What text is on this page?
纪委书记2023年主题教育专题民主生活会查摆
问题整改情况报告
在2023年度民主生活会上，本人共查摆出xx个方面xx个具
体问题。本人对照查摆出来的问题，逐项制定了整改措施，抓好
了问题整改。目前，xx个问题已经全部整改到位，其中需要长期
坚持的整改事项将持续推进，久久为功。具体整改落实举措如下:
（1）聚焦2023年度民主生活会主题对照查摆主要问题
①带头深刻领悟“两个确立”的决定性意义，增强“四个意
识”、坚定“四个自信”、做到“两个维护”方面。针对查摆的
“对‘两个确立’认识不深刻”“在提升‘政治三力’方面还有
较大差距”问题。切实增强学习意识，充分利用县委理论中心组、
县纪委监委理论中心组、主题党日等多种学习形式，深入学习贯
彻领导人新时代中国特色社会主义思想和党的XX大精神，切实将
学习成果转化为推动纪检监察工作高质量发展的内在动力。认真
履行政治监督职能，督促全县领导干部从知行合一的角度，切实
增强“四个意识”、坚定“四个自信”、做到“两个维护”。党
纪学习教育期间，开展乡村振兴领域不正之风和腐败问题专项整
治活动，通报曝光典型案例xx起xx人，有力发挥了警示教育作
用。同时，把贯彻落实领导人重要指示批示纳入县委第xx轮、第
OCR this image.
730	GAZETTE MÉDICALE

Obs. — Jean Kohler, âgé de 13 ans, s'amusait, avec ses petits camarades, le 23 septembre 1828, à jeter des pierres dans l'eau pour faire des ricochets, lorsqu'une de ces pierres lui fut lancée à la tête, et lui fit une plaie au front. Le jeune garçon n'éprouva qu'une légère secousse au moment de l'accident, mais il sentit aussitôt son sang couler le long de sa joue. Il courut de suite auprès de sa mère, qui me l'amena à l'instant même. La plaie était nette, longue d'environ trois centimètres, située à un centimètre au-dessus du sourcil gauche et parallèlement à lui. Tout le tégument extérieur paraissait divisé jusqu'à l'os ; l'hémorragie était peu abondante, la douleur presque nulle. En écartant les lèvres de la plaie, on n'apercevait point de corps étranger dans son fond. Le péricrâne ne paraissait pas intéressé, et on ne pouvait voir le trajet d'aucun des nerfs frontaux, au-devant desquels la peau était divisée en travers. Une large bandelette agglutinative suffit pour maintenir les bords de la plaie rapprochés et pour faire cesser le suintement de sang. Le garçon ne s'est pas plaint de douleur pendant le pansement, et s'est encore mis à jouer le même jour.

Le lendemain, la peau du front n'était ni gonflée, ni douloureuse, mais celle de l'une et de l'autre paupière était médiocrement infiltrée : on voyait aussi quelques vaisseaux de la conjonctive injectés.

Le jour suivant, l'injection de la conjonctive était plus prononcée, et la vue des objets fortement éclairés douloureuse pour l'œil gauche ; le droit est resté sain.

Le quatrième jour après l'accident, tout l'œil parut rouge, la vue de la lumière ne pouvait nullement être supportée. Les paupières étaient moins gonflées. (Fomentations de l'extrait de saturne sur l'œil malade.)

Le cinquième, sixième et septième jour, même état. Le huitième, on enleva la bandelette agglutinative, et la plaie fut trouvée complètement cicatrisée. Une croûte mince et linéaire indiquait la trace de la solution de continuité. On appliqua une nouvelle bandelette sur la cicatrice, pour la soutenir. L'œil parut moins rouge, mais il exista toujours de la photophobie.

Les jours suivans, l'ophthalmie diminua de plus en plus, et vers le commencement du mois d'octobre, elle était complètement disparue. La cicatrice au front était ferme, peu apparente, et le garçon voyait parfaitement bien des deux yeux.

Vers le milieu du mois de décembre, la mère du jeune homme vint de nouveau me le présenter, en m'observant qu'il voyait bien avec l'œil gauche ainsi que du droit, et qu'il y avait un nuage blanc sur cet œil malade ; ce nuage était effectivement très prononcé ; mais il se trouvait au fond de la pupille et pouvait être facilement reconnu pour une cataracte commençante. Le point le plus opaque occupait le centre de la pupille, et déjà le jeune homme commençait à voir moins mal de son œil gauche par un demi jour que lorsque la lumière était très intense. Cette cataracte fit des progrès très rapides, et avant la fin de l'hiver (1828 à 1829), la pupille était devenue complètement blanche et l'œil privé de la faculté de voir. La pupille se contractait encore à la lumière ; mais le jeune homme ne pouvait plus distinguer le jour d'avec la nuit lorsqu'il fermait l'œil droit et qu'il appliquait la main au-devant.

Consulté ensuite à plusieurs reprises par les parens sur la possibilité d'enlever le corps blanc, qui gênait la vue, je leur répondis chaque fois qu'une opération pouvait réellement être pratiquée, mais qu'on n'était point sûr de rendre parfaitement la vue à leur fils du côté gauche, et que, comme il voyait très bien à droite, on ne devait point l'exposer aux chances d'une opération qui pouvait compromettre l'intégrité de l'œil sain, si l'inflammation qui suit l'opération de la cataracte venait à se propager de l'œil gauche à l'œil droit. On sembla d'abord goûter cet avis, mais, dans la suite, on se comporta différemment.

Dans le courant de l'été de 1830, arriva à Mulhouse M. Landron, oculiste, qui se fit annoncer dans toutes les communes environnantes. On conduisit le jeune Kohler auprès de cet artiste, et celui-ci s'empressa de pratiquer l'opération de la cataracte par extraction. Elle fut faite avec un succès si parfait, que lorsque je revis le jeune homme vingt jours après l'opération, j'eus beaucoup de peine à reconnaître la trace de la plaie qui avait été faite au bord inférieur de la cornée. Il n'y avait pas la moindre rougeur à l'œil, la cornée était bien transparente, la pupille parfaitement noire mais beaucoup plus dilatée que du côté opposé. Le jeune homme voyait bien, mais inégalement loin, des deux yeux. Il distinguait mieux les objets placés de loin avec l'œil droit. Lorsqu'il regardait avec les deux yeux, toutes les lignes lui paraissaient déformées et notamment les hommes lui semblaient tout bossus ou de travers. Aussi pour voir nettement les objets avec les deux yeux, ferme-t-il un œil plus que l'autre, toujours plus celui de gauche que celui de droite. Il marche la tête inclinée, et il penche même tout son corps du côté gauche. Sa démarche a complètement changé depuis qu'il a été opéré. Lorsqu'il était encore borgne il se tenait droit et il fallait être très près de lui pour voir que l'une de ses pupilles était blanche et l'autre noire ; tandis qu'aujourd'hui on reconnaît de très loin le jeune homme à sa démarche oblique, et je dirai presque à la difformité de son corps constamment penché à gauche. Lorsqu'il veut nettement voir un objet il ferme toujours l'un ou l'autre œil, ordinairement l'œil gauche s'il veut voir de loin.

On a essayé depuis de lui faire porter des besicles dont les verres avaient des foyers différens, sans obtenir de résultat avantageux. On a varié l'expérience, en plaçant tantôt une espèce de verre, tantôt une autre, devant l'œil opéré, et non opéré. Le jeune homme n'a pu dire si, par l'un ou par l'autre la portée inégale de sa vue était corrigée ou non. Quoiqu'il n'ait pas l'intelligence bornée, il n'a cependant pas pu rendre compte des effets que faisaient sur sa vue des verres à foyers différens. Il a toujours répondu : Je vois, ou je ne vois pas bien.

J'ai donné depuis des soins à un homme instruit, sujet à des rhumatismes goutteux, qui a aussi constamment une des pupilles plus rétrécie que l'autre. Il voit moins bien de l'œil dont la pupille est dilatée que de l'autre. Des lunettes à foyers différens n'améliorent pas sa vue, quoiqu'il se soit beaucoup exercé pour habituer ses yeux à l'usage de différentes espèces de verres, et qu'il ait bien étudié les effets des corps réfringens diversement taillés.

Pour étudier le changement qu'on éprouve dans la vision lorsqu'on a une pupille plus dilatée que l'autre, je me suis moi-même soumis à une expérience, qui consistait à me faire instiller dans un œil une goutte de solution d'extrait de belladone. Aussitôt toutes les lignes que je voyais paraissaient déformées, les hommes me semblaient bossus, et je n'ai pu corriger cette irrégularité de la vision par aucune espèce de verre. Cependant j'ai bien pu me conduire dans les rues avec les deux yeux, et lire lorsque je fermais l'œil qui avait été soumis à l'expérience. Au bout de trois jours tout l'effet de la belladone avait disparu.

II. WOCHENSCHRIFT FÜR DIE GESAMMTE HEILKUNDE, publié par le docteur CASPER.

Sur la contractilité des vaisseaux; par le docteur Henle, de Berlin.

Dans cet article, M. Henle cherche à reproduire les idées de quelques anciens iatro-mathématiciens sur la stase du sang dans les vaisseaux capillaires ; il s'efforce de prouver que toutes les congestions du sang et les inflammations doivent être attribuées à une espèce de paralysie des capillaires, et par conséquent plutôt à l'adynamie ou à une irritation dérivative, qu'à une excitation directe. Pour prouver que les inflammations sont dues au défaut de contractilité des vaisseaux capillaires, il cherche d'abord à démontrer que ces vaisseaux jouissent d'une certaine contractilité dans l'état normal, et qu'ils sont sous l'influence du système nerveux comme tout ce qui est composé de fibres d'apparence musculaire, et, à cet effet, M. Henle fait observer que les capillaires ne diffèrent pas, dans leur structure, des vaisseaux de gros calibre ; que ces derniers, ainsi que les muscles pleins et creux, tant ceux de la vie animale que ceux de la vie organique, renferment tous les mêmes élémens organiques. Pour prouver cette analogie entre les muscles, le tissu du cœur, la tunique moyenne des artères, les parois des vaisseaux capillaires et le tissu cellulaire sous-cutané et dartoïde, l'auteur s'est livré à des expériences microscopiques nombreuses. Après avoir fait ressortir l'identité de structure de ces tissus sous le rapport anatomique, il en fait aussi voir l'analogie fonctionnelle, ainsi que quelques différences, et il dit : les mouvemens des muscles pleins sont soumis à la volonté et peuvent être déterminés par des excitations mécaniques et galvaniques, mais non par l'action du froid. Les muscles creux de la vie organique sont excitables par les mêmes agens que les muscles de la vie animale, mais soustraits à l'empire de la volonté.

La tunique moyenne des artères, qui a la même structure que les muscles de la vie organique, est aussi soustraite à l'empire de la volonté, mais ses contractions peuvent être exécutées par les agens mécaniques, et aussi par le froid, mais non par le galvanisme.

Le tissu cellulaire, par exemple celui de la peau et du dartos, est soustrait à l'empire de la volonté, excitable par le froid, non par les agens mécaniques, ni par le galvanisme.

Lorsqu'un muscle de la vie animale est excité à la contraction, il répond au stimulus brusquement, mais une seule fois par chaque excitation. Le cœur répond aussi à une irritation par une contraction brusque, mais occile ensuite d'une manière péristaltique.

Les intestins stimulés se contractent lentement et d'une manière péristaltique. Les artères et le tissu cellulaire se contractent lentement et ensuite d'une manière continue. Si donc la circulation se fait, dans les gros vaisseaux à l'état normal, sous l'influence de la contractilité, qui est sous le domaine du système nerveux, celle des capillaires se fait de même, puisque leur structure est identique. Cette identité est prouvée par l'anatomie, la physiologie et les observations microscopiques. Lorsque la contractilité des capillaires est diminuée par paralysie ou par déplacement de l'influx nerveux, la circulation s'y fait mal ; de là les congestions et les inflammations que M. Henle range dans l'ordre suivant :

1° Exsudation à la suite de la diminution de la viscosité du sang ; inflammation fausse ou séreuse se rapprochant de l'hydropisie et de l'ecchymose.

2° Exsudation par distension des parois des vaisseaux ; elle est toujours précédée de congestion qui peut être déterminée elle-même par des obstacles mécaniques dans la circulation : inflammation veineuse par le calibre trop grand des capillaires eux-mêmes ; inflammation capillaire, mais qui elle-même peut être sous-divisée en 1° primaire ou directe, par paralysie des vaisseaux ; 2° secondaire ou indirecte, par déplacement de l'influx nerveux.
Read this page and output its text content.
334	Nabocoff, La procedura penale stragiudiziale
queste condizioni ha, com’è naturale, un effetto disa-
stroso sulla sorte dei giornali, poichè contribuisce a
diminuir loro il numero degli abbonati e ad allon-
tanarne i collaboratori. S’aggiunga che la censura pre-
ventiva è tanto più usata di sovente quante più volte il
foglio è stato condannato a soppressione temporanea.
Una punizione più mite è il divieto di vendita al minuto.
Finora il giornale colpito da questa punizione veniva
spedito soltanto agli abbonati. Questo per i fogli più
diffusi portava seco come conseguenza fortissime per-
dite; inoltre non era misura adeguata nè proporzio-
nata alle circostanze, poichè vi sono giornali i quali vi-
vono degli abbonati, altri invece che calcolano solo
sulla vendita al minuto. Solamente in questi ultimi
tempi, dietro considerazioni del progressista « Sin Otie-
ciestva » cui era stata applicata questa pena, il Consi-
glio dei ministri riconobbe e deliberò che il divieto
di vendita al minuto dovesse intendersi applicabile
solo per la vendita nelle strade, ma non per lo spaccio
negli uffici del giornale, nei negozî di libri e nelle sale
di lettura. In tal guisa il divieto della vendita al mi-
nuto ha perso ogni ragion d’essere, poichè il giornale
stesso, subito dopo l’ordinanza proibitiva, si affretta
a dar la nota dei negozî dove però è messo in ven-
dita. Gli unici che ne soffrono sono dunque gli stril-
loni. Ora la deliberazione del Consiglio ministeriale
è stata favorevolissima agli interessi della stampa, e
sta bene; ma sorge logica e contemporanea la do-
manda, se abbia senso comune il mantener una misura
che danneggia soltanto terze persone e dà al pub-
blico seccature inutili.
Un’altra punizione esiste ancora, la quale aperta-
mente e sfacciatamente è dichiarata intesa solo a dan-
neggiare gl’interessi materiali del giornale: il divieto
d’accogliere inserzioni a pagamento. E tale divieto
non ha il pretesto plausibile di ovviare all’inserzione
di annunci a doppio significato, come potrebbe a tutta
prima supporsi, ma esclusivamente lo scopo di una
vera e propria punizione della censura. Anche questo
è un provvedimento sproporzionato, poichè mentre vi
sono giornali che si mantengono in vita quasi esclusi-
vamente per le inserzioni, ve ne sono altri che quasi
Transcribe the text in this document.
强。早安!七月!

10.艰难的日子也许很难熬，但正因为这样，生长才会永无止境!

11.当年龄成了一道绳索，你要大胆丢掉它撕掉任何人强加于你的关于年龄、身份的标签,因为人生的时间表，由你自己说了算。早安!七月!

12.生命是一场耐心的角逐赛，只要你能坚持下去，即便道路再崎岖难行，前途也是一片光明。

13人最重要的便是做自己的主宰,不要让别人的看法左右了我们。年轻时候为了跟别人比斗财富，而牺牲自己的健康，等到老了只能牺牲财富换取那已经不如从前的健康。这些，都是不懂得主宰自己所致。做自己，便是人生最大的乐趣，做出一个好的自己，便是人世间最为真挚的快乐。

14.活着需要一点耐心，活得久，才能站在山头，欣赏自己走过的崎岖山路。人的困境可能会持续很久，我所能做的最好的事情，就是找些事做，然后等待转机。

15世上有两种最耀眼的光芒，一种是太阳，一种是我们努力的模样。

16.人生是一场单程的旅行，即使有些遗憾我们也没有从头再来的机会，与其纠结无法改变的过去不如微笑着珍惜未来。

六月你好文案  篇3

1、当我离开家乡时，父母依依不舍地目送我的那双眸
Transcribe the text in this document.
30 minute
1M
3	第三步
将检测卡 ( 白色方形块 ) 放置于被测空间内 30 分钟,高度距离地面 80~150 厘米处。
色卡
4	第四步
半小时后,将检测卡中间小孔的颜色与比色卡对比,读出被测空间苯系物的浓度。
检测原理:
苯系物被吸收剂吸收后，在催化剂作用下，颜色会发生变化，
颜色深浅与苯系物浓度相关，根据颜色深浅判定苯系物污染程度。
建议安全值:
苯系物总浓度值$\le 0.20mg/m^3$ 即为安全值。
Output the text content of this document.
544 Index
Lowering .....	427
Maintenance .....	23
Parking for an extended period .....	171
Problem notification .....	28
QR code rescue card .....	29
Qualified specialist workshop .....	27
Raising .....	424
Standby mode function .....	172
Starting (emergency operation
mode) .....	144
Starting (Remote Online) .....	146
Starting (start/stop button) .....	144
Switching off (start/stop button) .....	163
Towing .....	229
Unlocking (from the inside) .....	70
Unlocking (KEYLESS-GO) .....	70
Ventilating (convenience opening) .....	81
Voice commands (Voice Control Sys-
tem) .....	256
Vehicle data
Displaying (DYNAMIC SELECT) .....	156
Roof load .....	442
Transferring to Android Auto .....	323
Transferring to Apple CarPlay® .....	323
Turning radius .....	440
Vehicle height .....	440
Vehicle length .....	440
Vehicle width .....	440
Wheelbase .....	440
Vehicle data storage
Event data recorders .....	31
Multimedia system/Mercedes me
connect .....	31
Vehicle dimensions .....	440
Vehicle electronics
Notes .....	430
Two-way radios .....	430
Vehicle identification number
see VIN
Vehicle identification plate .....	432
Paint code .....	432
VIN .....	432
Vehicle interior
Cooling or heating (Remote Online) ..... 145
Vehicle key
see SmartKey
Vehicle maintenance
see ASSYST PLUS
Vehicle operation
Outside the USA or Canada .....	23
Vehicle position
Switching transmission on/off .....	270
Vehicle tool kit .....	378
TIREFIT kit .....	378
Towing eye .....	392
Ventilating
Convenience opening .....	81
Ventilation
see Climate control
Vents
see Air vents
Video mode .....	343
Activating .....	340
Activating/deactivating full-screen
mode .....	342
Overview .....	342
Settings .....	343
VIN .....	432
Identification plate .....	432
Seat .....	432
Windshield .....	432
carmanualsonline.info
═══
[TASK TO CARRY OUT]:
Lines holding the word "extrait" should be counted across the entries; state only how many there are.

[OUTPUT OF THE TASK]:
2